## [Written instruction]
Work out the number of lines in the listing that include the string "this". Reply with that number alone.

## [Task data]
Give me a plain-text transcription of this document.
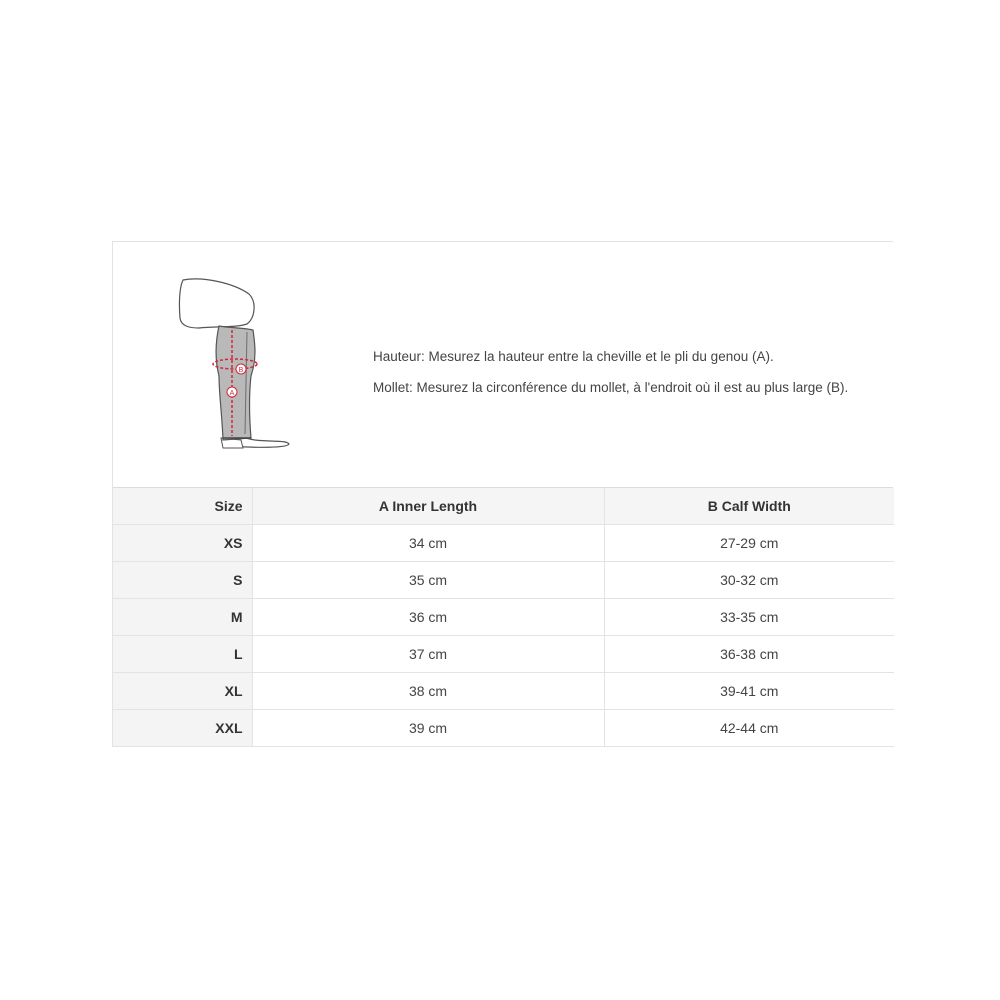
B
A

Hauteur: Mesurez la hauteur entre la cheville et le pli du genou (A).

Mollet: Mesurez la circonférence du mollet, à l'endroit où il est au plus large (B).

Size	A Inner Length	B Calf Width
XS	34 cm	27-29 cm
S	35 cm	30-32 cm
M	36 cm	33-35 cm
L	37 cm	36-38 cm
XL	38 cm	39-41 cm
XXL	39 cm	42-44 cm
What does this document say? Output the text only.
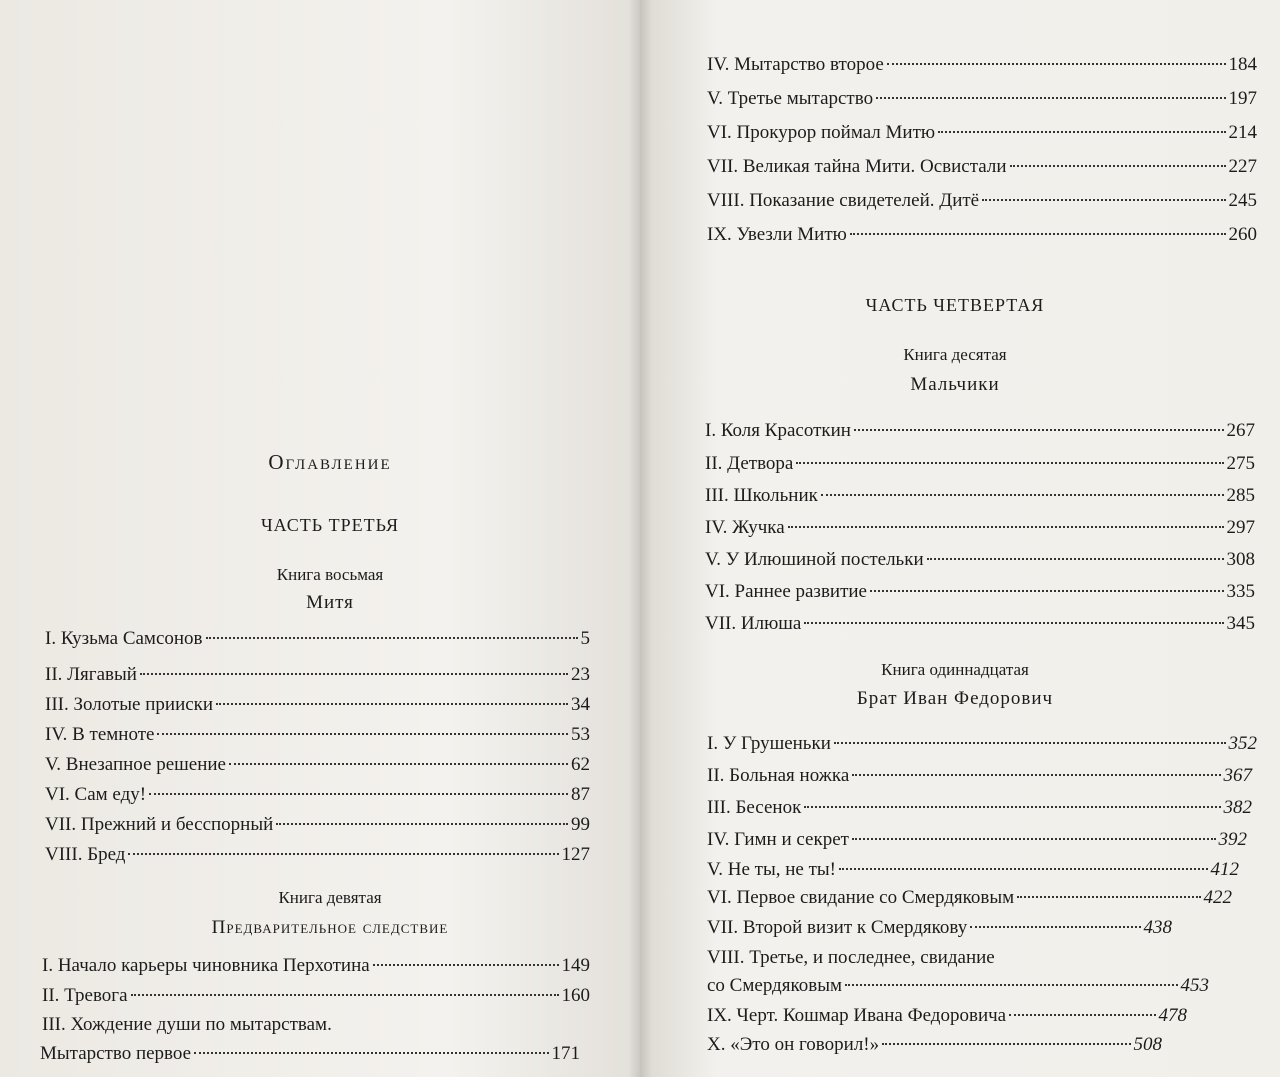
Оглавление
ЧАСТЬ ТРЕТЬЯ
Книга восьмая
Митя
I. Кузьма Самсонов	5
II. Лягавый	23
III. Золотые прииски	34
IV. В темноте	53
V. Внезапное решение	62
VI. Сам еду!	87
VII. Прежний и бесспорный	99
VIII. Бред	127
Книга девятая
Предварительное следствие
I. Начало карьеры чиновника Перхотина	149
II. Тревога	160
III. Хождение души по мытарствам.
Мытарство первое	171
IV. Мытарство второе	184
V. Третье мытарство	197
VI. Прокурор поймал Митю	214
VII. Великая тайна Мити. Освистали	227
VIII. Показание свидетелей. Дитё	245
IX. Увезли Митю	260
ЧАСТЬ ЧЕТВЕРТАЯ
Книга десятая
Мальчики
I. Коля Красоткин	267
II. Детвора	275
III. Школьник	285
IV. Жучка	297
V. У Илюшиной постельки	308
VI. Раннее развитие	335
VII. Илюша	345
Книга одиннадцатая
Брат Иван Федорович
I. У Грушеньки	352
II. Больная ножка	367
III. Бесенок	382
IV. Гимн и секрет	392
V. Не ты, не ты!	412
VI. Первое свидание со Смердяковым	422
VII. Второй визит к Смердякову	438
VIII. Третье, и последнее, свидание
со Смердяковым	453
IX. Черт. Кошмар Ивана Федоровича	478
X. «Это он говорил!»	508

## [Correct response]
2